▸ Extracted records:
^^^^^^^^^^^^^^^^

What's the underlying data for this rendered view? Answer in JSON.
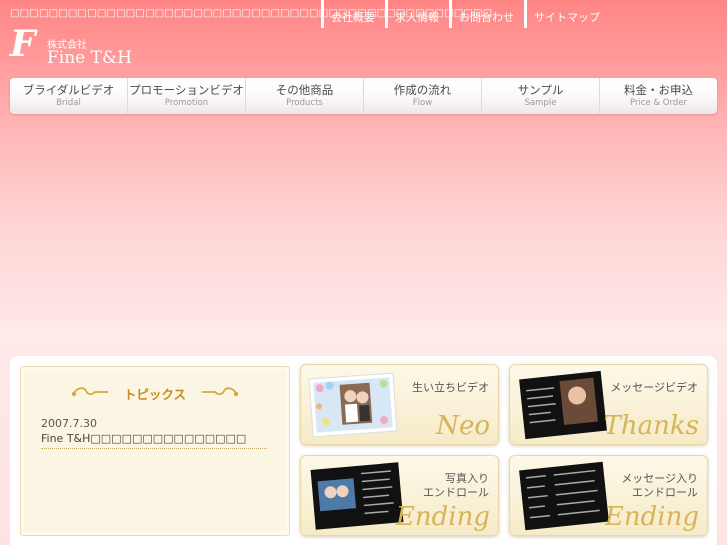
{
  "header": {
    "tagline": "□□□□□□□□□□□□□□□□□□□□□□□□□□□□□□□□□□□□□□□□□□□□□□□□□□",
    "logo_mark": "F",
    "logo_company": "株式会社",
    "logo_name": "Fine T&H"
  },
  "top_links": [
    "会社概要",
    "求人情報",
    "お問合わせ",
    "サイトマップ"
  ],
  "nav": [
    {
      "jp": "ブライダルビデオ",
      "en": "Bridal"
    },
    {
      "jp": "プロモーションビデオ",
      "en": "Promotion"
    },
    {
      "jp": "その他商品",
      "en": "Products"
    },
    {
      "jp": "作成の流れ",
      "en": "Flow"
    },
    {
      "jp": "サンプル",
      "en": "Sample"
    },
    {
      "jp": "料金・お申込",
      "en": "Price & Order"
    }
  ],
  "topics": {
    "title": "トピックス",
    "items": [
      {
        "date": "2007.7.30",
        "text": "Fine T&H□□□□□□□□□□□□□□□"
      }
    ]
  },
  "cards": [
    {
      "label": "生い立ちビデオ",
      "script": "Neo"
    },
    {
      "label": "メッセージビデオ",
      "script": "Thanks"
    },
    {
      "label": "写真入り\nエンドロール",
      "script": "Ending"
    },
    {
      "label": "メッセージ入り\nエンドロール",
      "script": "Ending"
    }
  ],
  "colors": {
    "header_pink": "#ff8585",
    "accent_gold": "#c88a1e",
    "script_gold": "#d7b45a"
  }
}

^^^^^^^^^^^^^^^^

▸ Task requirements: Pictures are not part of the copy; output everything else in the records exactly.

▸ Complete response:
What's the underlying data for this rendered view? Answer in JSON.
{
  "header": {
    "tagline": "□□□□□□□□□□□□□□□□□□□□□□□□□□□□□□□□□□□□□□□□□□□□□□□□□□",
    "logo_mark": "F",
    "logo_company": "株式会社",
    "logo_name": "Fine T&H"
  },
  "top_links": [
    "会社概要",
    "求人情報",
    "お問合わせ",
    "サイトマップ"
  ],
  "nav": [
    {
      "jp": "ブライダルビデオ",
      "en": "Bridal"
    },
    {
      "jp": "プロモーションビデオ",
      "en": "Promotion"
    },
    {
      "jp": "その他商品",
      "en": "Products"
    },
    {
      "jp": "作成の流れ",
      "en": "Flow"
    },
    {
      "jp": "サンプル",
      "en": "Sample"
    },
    {
      "jp": "料金・お申込",
      "en": "Price & Order"
    }
  ],
  "topics": {
    "title": "トピックス",
    "items": [
      {
        "date": "2007.7.30",
        "text": "Fine T&H□□□□□□□□□□□□□□□"
      }
    ]
  },
  "cards": [
    {
      "label": "生い立ちビデオ",
      "script": "Neo"
    },
    {
      "label": "メッセージビデオ",
      "script": "Thanks"
    },
    {
      "label": "写真入り\nエンドロール",
      "script": "Ending"
    },
    {
      "label": "メッセージ入り\nエンドロール",
      "script": "Ending"
    }
  ],
  "colors": {
    "header_pink": "#ff8585",
    "accent_gold": "#c88a1e",
    "script_gold": "#d7b45a"
  }
}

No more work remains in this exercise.